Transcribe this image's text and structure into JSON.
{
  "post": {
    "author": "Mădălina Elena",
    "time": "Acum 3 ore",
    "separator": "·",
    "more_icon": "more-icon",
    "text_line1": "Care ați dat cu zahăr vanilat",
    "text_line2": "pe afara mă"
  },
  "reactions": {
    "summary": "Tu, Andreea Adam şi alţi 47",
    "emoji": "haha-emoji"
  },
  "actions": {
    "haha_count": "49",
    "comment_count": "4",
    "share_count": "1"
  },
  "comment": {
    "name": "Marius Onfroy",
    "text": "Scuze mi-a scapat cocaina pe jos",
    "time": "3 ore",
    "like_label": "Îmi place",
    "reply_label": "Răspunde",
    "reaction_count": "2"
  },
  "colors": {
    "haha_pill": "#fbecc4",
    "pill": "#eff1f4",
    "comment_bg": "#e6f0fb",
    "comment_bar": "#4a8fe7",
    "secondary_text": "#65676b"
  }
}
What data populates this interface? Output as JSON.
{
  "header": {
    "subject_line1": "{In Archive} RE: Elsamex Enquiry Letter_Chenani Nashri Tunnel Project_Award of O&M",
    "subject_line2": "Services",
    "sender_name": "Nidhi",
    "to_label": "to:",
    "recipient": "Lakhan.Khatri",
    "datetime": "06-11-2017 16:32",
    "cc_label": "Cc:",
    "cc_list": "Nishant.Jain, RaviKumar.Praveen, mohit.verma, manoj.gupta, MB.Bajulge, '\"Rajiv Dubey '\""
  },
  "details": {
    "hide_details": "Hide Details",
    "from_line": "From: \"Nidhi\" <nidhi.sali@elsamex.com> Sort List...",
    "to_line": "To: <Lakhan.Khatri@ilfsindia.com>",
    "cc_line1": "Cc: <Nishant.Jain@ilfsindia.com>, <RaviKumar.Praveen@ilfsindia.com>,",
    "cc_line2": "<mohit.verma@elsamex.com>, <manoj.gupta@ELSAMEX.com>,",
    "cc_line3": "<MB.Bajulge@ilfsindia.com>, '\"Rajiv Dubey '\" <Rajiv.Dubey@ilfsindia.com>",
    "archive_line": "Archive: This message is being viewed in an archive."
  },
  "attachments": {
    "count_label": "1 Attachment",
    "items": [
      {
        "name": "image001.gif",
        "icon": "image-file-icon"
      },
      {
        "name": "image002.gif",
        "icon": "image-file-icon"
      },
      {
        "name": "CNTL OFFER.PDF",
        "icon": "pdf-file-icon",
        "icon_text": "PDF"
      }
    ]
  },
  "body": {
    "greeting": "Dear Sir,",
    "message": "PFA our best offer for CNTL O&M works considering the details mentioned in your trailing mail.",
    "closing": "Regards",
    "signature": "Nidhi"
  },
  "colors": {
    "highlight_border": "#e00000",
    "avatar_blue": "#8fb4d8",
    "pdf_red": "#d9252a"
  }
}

▶ _SET TASK_: Copy each line of the data above without altering a single character.

▶ _EXERCISE OUTPUT_:
Transcribe this image's text and structure into JSON.
{
  "post": {
    "author": "Mădălina Elena",
    "time": "Acum 3 ore",
    "separator": "·",
    "more_icon": "more-icon",
    "text_line1": "Care ați dat cu zahăr vanilat",
    "text_line2": "pe afara mă"
  },
  "reactions": {
    "summary": "Tu, Andreea Adam şi alţi 47",
    "emoji": "haha-emoji"
  },
  "actions": {
    "haha_count": "49",
    "comment_count": "4",
    "share_count": "1"
  },
  "comment": {
    "name": "Marius Onfroy",
    "text": "Scuze mi-a scapat cocaina pe jos",
    "time": "3 ore",
    "like_label": "Îmi place",
    "reply_label": "Răspunde",
    "reaction_count": "2"
  },
  "colors": {
    "haha_pill": "#fbecc4",
    "pill": "#eff1f4",
    "comment_bg": "#e6f0fb",
    "comment_bar": "#4a8fe7",
    "secondary_text": "#65676b"
  }
}
What data populates this interface? Output as JSON.
{
  "header": {
    "subject_line1": "{In Archive} RE: Elsamex Enquiry Letter_Chenani Nashri Tunnel Project_Award of O&M",
    "subject_line2": "Services",
    "sender_name": "Nidhi",
    "to_label": "to:",
    "recipient": "Lakhan.Khatri",
    "datetime": "06-11-2017 16:32",
    "cc_label": "Cc:",
    "cc_list": "Nishant.Jain, RaviKumar.Praveen, mohit.verma, manoj.gupta, MB.Bajulge, '\"Rajiv Dubey '\""
  },
  "details": {
    "hide_details": "Hide Details",
    "from_line": "From: \"Nidhi\" <nidhi.sali@elsamex.com> Sort List...",
    "to_line": "To: <Lakhan.Khatri@ilfsindia.com>",
    "cc_line1": "Cc: <Nishant.Jain@ilfsindia.com>, <RaviKumar.Praveen@ilfsindia.com>,",
    "cc_line2": "<mohit.verma@elsamex.com>, <manoj.gupta@ELSAMEX.com>,",
    "cc_line3": "<MB.Bajulge@ilfsindia.com>, '\"Rajiv Dubey '\" <Rajiv.Dubey@ilfsindia.com>",
    "archive_line": "Archive: This message is being viewed in an archive."
  },
  "attachments": {
    "count_label": "1 Attachment",
    "items": [
      {
        "name": "image001.gif",
        "icon": "image-file-icon"
      },
      {
        "name": "image002.gif",
        "icon": "image-file-icon"
      },
      {
        "name": "CNTL OFFER.PDF",
        "icon": "pdf-file-icon",
        "icon_text": "PDF"
      }
    ]
  },
  "body": {
    "greeting": "Dear Sir,",
    "message": "PFA our best offer for CNTL O&M works considering the details mentioned in your trailing mail.",
    "closing": "Regards",
    "signature": "Nidhi"
  },
  "colors": {
    "highlight_border": "#e00000",
    "avatar_blue": "#8fb4d8",
    "pdf_red": "#d9252a"
  }
}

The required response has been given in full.